**What this task involves**
Count the lines below that contain "document". Give only the number.

**Raw data**

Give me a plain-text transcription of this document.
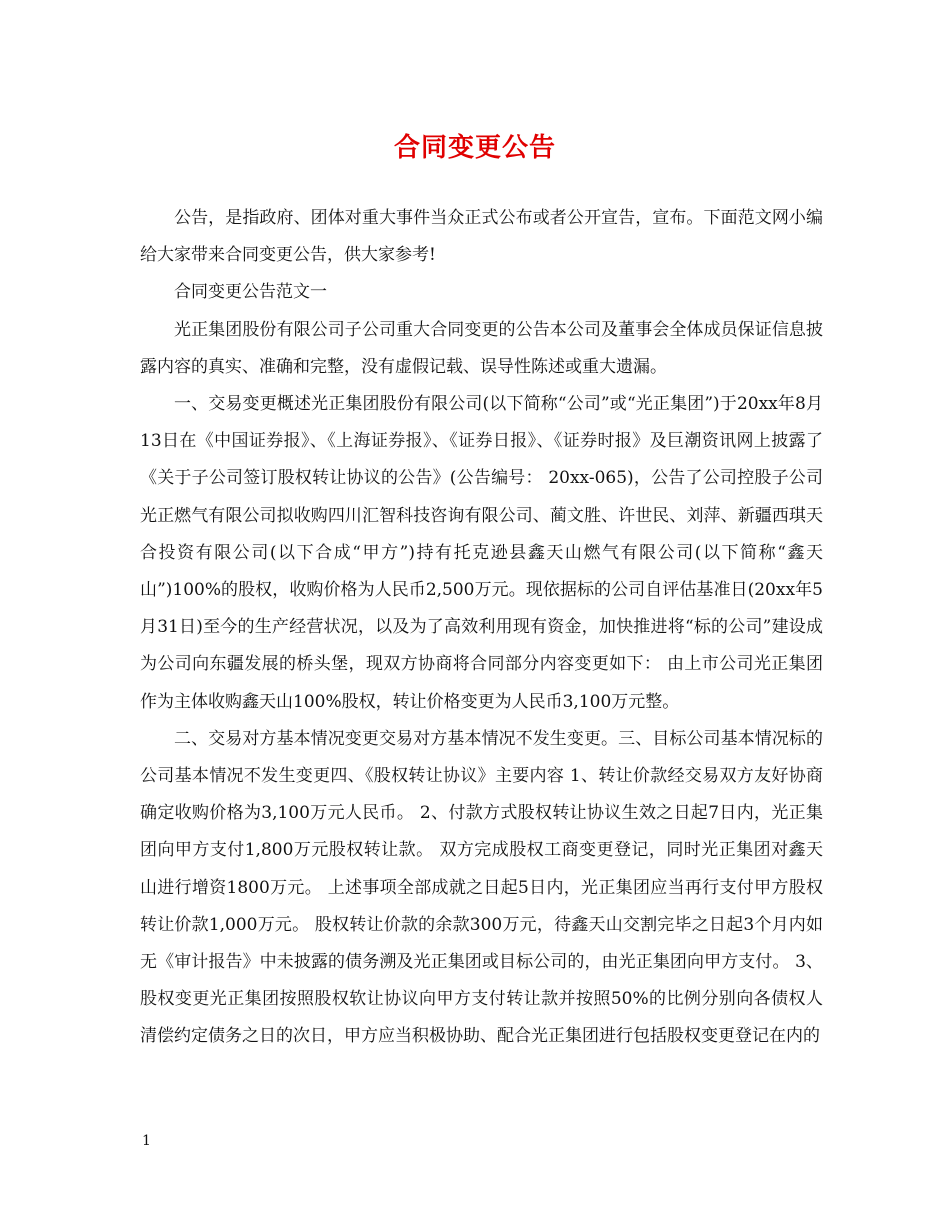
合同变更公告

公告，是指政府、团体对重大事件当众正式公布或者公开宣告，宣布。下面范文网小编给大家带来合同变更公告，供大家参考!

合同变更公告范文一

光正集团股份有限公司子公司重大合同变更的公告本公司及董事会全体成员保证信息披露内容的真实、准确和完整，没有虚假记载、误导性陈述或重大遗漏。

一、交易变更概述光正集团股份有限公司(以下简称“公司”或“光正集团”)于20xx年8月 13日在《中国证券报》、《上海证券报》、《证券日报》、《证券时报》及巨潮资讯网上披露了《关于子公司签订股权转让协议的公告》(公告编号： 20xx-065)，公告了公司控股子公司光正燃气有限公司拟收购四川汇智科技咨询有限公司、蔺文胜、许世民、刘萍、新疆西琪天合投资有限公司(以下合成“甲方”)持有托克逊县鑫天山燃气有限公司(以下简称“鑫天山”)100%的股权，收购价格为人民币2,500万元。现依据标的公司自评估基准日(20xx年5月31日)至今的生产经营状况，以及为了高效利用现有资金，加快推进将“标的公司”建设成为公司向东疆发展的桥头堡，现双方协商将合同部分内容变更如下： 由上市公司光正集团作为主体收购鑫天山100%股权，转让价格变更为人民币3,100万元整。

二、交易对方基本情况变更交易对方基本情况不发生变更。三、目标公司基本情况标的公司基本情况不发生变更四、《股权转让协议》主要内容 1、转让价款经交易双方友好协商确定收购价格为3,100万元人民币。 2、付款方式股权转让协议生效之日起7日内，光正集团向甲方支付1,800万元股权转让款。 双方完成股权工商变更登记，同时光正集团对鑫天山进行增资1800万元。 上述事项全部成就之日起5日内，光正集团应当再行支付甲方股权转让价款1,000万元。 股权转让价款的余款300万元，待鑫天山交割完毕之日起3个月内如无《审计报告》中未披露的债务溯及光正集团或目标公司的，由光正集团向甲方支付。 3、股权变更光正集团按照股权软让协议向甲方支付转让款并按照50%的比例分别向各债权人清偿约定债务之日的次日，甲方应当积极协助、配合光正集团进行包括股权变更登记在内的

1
---
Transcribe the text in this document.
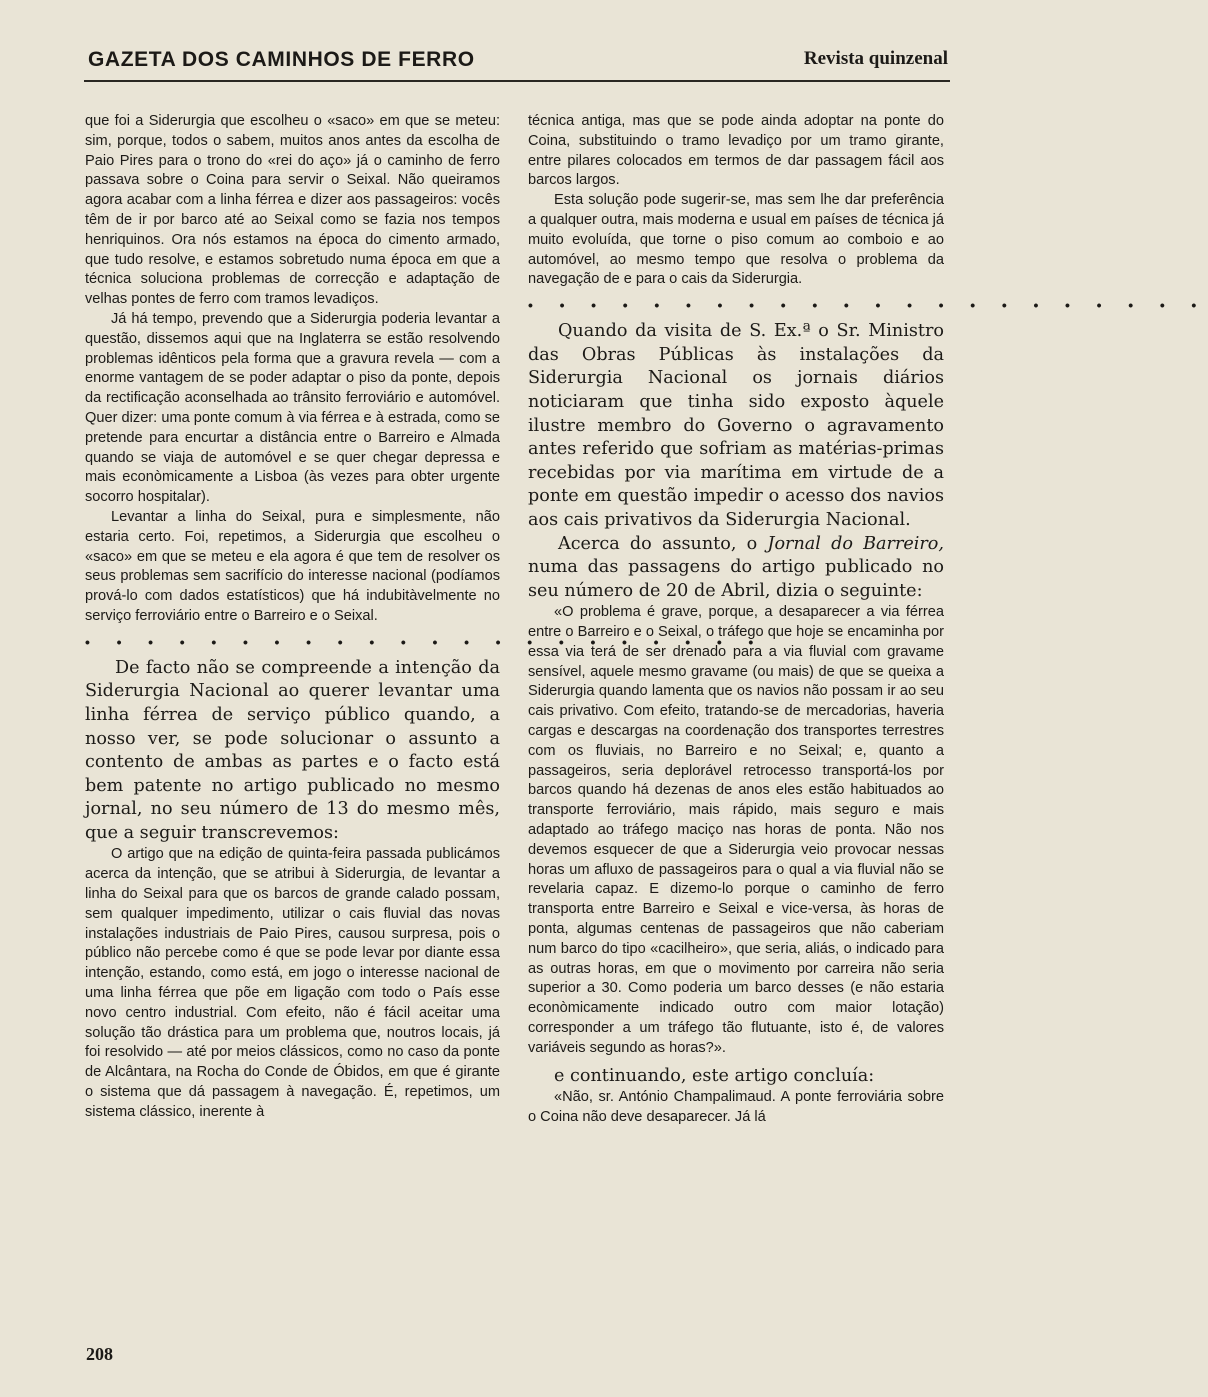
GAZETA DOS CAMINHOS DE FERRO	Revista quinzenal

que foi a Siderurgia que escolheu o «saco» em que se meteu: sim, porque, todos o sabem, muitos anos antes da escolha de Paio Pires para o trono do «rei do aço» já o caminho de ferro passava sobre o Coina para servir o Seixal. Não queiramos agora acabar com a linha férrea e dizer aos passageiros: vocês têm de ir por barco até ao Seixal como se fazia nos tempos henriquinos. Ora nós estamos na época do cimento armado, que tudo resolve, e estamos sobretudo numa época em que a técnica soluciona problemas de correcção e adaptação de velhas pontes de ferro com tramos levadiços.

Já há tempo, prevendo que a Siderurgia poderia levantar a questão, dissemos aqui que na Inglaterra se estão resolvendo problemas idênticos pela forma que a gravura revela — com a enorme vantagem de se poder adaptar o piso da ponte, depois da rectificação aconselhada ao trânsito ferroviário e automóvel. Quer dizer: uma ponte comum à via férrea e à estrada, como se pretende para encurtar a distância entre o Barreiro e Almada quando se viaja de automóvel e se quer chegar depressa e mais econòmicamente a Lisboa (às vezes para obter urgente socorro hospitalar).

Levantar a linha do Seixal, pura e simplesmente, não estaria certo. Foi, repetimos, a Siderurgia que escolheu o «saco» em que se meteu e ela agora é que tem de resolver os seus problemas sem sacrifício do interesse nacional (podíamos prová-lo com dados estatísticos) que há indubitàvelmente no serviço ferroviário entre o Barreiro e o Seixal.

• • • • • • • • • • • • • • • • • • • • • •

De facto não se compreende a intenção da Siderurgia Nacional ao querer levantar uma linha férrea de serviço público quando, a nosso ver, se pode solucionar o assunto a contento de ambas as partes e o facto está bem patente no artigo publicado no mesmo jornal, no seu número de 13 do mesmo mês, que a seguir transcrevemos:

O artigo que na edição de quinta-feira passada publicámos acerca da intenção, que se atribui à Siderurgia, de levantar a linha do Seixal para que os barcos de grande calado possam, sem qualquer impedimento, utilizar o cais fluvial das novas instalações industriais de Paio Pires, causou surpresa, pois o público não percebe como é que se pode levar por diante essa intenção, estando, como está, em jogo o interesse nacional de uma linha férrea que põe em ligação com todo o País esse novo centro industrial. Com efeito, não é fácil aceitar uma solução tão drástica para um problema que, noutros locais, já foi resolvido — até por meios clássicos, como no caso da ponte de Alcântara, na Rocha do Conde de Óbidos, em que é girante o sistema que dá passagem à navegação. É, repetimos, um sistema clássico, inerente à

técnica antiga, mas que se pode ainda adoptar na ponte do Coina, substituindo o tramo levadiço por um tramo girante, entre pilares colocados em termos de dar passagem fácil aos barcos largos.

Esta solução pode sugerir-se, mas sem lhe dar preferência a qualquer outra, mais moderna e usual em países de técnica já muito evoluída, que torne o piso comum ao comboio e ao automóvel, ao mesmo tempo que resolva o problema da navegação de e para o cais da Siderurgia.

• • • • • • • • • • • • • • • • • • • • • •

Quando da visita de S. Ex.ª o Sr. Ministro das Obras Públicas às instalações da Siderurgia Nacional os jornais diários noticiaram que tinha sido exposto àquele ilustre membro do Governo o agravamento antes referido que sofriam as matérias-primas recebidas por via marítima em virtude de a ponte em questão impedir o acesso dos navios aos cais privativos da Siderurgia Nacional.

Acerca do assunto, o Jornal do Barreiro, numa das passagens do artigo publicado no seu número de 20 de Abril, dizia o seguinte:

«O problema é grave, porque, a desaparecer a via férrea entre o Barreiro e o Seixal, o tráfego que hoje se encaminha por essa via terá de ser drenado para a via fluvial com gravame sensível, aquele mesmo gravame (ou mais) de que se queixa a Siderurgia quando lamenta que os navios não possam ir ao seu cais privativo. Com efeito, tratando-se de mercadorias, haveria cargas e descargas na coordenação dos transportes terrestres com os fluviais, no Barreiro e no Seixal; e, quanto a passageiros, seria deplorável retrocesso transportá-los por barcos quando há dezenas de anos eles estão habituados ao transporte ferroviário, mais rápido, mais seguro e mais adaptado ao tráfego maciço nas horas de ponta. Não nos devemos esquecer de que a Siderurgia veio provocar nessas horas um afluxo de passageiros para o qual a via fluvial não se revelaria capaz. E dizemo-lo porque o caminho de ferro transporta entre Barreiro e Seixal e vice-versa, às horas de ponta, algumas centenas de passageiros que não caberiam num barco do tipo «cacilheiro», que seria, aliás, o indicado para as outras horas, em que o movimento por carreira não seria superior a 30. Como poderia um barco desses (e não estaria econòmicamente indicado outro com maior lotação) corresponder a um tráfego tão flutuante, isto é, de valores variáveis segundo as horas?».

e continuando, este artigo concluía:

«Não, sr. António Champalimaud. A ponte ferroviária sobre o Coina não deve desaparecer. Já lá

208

**Response to the exercise**
2